What is being asked
Word for word, copy all the data and drop the pictures.

Given records
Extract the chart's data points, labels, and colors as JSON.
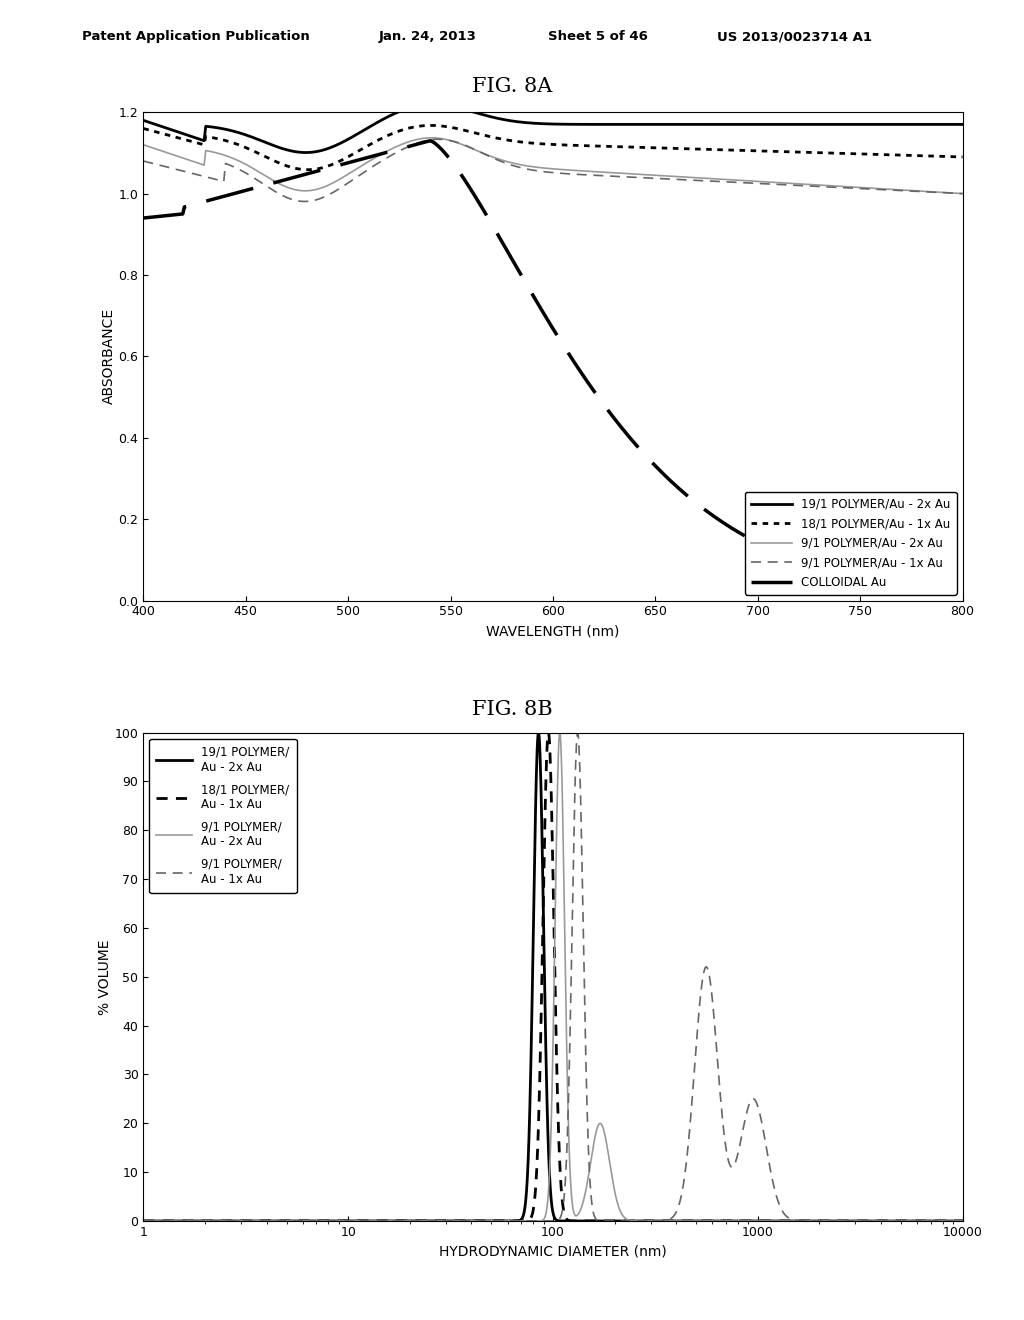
{
  "fig8a": {
    "title": "FIG. 8A",
    "xlabel": "WAVELENGTH (nm)",
    "ylabel": "ABSORBANCE",
    "xlim": [
      400,
      800
    ],
    "ylim": [
      0,
      1.2
    ],
    "yticks": [
      0,
      0.2,
      0.4,
      0.6,
      0.8,
      1.0,
      1.2
    ],
    "xticks": [
      400,
      450,
      500,
      550,
      600,
      650,
      700,
      750,
      800
    ],
    "legend_labels": [
      "19/1 POLYMER/Au - 2x Au",
      "18/1 POLYMER/Au - 1x Au",
      "9/1 POLYMER/Au - 2x Au",
      "9/1 POLYMER/Au - 1x Au",
      "COLLOIDAL Au"
    ]
  },
  "fig8b": {
    "title": "FIG. 8B",
    "xlabel": "HYDRODYNAMIC DIAMETER (nm)",
    "ylabel": "% VOLUME",
    "ylim": [
      0,
      100
    ],
    "yticks": [
      0,
      10,
      20,
      30,
      40,
      50,
      60,
      70,
      80,
      90,
      100
    ],
    "legend_labels": [
      "19/1 POLYMER/\nAu - 2x Au",
      "18/1 POLYMER/\nAu - 1x Au",
      "9/1 POLYMER/\nAu - 2x Au",
      "9/1 POLYMER/\nAu - 1x Au"
    ]
  },
  "header_text": "Patent Application Publication",
  "header_date": "Jan. 24, 2013",
  "header_sheet": "Sheet 5 of 46",
  "header_patent": "US 2013/0023714 A1",
  "background_color": "#ffffff"
}
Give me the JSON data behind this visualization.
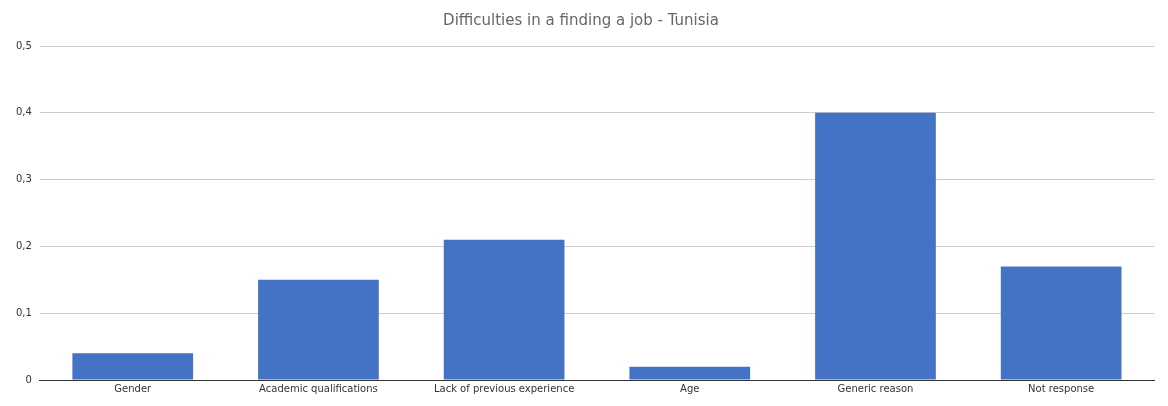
{
  "chart_data": {
    "type": "bar",
    "title": "Difficulties in a finding a job - Tunisia",
    "categories": [
      "Gender",
      "Academic qualifications",
      "Lack of previous experience",
      "Age",
      "Generic reason",
      "Not response"
    ],
    "values": [
      0.04,
      0.15,
      0.21,
      0.02,
      0.4,
      0.17
    ],
    "color": "#4472c4",
    "ylim": [
      0,
      0.5
    ],
    "yticks": [
      0,
      {
        "value": 0.1,
        "label": "0,1"
      },
      {
        "value": 0.2,
        "label": "0,2"
      },
      {
        "value": 0.3,
        "label": "0,3"
      },
      {
        "value": 0.4,
        "label": "0,4"
      },
      {
        "value": 0.5,
        "label": "0,5"
      }
    ],
    "grid": "y",
    "legend": false
  }
}
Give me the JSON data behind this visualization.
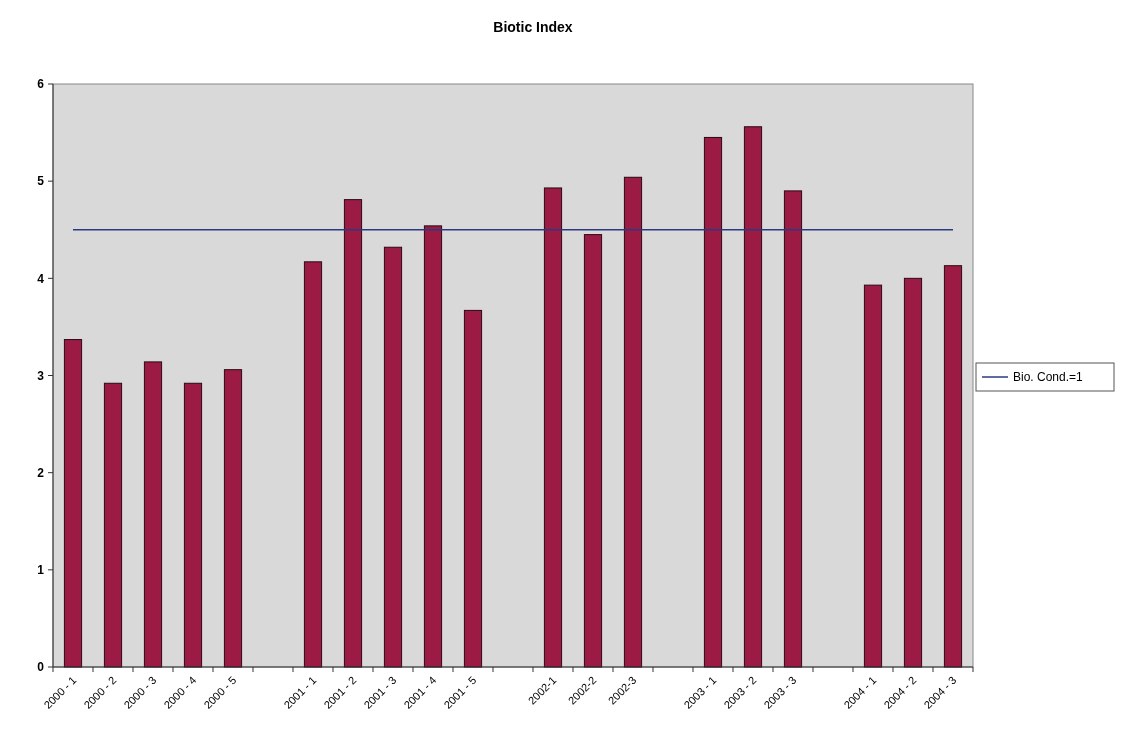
{
  "chart_data": {
    "type": "bar",
    "title": "Biotic Index",
    "categories": [
      "2000 - 1",
      "2000 - 2",
      "2000 - 3",
      "2000 - 4",
      "2000 - 5",
      null,
      "2001 - 1",
      "2001 - 2",
      "2001 - 3",
      "2001 - 4",
      "2001 - 5",
      null,
      "2002-1",
      "2002-2",
      "2002-3",
      null,
      "2003 - 1",
      "2003 - 2",
      "2003 - 3",
      null,
      "2004 - 1",
      "2004 - 2",
      "2004 - 3"
    ],
    "series": [
      {
        "color": "#9b1b45",
        "values": [
          3.37,
          2.92,
          3.14,
          2.92,
          3.06,
          null,
          4.17,
          4.81,
          4.32,
          4.54,
          3.67,
          null,
          4.93,
          4.45,
          5.04,
          null,
          5.45,
          5.56,
          4.9,
          null,
          3.93,
          4.0,
          4.13
        ]
      },
      {
        "type": "line",
        "name": "Bio. Cond.=1",
        "color": "#2b3a80",
        "values": [
          4.5,
          4.5,
          4.5,
          4.5,
          4.5,
          4.5,
          4.5,
          4.5,
          4.5,
          4.5,
          4.5,
          4.5,
          4.5,
          4.5,
          4.5,
          4.5,
          4.5,
          4.5,
          4.5,
          4.5,
          4.5,
          4.5,
          4.5
        ]
      }
    ],
    "ylim": [
      0,
      6
    ],
    "yticks": [
      0,
      1,
      2,
      3,
      4,
      5,
      6
    ],
    "legend": "right"
  }
}
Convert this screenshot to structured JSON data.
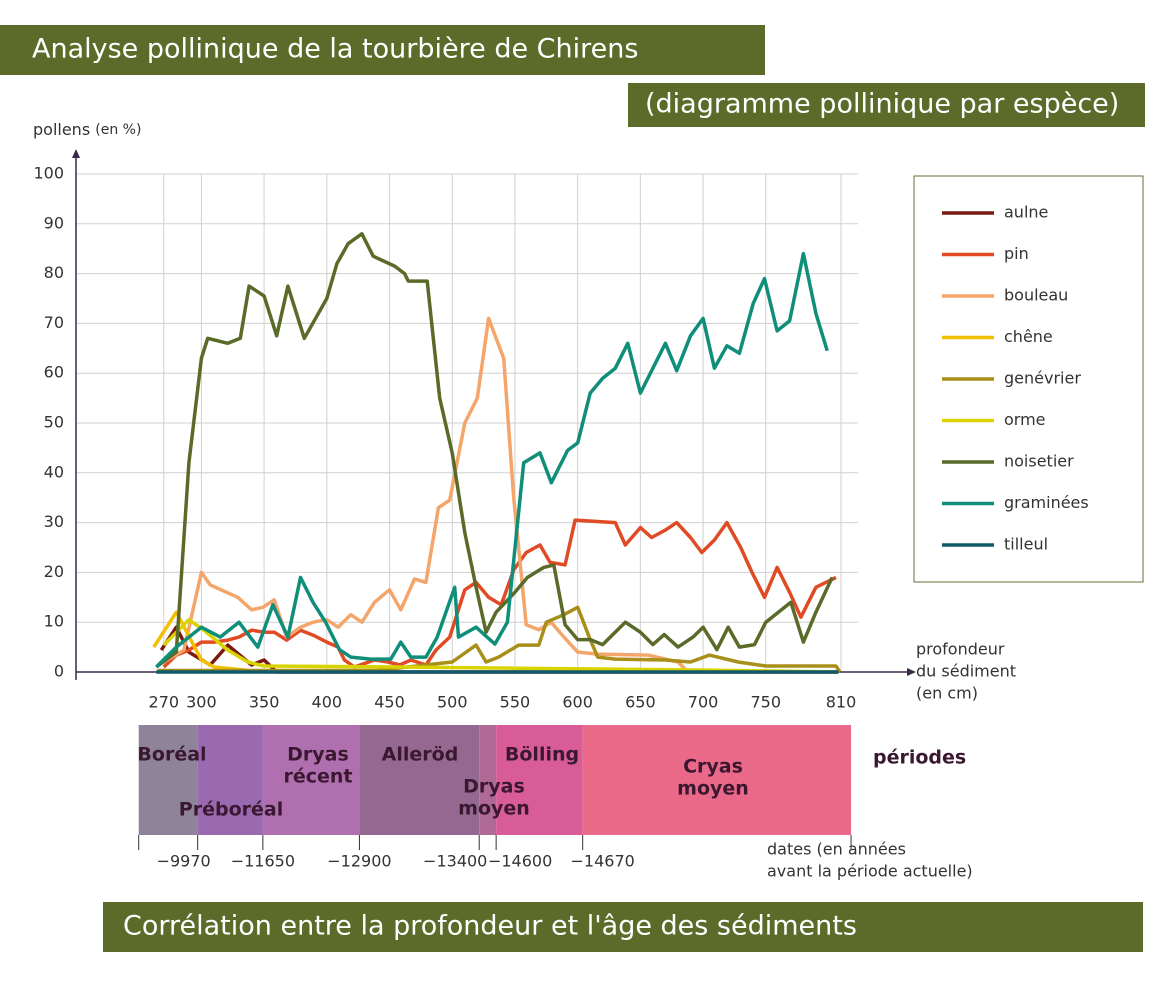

Solved problem
Extract the chart's data points, labels, and colors as JSON.
{
  "fig8a": {
    "title": "FIG. 8A",
    "xlabel": "WAVELENGTH (nm)",
    "ylabel": "ABSORBANCE",
    "xlim": [
      400,
      800
    ],
    "ylim": [
      0,
      1.2
    ],
    "yticks": [
      0,
      0.2,
      0.4,
      0.6,
      0.8,
      1.0,
      1.2
    ],
    "xticks": [
      400,
      450,
      500,
      550,
      600,
      650,
      700,
      750,
      800
    ],
    "legend_labels": [
      "19/1 POLYMER/Au - 2x Au",
      "18/1 POLYMER/Au - 1x Au",
      "9/1 POLYMER/Au - 2x Au",
      "9/1 POLYMER/Au - 1x Au",
      "COLLOIDAL Au"
    ]
  },
  "fig8b": {
    "title": "FIG. 8B",
    "xlabel": "HYDRODYNAMIC DIAMETER (nm)",
    "ylabel": "% VOLUME",
    "ylim": [
      0,
      100
    ],
    "yticks": [
      0,
      10,
      20,
      30,
      40,
      50,
      60,
      70,
      80,
      90,
      100
    ],
    "legend_labels": [
      "19/1 POLYMER/\nAu - 2x Au",
      "18/1 POLYMER/\nAu - 1x Au",
      "9/1 POLYMER/\nAu - 2x Au",
      "9/1 POLYMER/\nAu - 1x Au"
    ]
  },
  "header_text": "Patent Application Publication",
  "header_date": "Jan. 24, 2013",
  "header_sheet": "Sheet 5 of 46",
  "header_patent": "US 2013/0023714 A1",
  "background_color": "#ffffff"
}
Give me the JSON data behind this visualization.
{
  "chart_data": {
    "type": "bar",
    "title": "Difficulties in a finding a job - Tunisia",
    "categories": [
      "Gender",
      "Academic qualifications",
      "Lack of previous experience",
      "Age",
      "Generic reason",
      "Not response"
    ],
    "values": [
      0.04,
      0.15,
      0.21,
      0.02,
      0.4,
      0.17
    ],
    "color": "#4472c4",
    "ylim": [
      0,
      0.5
    ],
    "yticks": [
      0,
      {
        "value": 0.1,
        "label": "0,1"
      },
      {
        "value": 0.2,
        "label": "0,2"
      },
      {
        "value": 0.3,
        "label": "0,3"
      },
      {
        "value": 0.4,
        "label": "0,4"
      },
      {
        "value": 0.5,
        "label": "0,5"
      }
    ],
    "grid": "y",
    "legend": false
  }
}
Give me the JSON data behind this visualization.
{
  "chart_data": {
    "type": "bar",
    "title": "Biotic Index",
    "categories": [
      "2000 - 1",
      "2000 - 2",
      "2000 - 3",
      "2000 - 4",
      "2000 - 5",
      null,
      "2001 - 1",
      "2001 - 2",
      "2001 - 3",
      "2001 - 4",
      "2001 - 5",
      null,
      "2002-1",
      "2002-2",
      "2002-3",
      null,
      "2003 - 1",
      "2003 - 2",
      "2003 - 3",
      null,
      "2004 - 1",
      "2004 - 2",
      "2004 - 3"
    ],
    "series": [
      {
        "color": "#9b1b45",
        "values": [
          3.37,
          2.92,
          3.14,
          2.92,
          3.06,
          null,
          4.17,
          4.81,
          4.32,
          4.54,
          3.67,
          null,
          4.93,
          4.45,
          5.04,
          null,
          5.45,
          5.56,
          4.9,
          null,
          3.93,
          4.0,
          4.13
        ]
      },
      {
        "type": "line",
        "name": "Bio. Cond.=1",
        "color": "#2b3a80",
        "values": [
          4.5,
          4.5,
          4.5,
          4.5,
          4.5,
          4.5,
          4.5,
          4.5,
          4.5,
          4.5,
          4.5,
          4.5,
          4.5,
          4.5,
          4.5,
          4.5,
          4.5,
          4.5,
          4.5,
          4.5,
          4.5,
          4.5,
          4.5
        ]
      }
    ],
    "ylim": [
      0,
      6
    ],
    "yticks": [
      0,
      1,
      2,
      3,
      4,
      5,
      6
    ],
    "legend": "right"
  }
}
Convert this screenshot to structured JSON data.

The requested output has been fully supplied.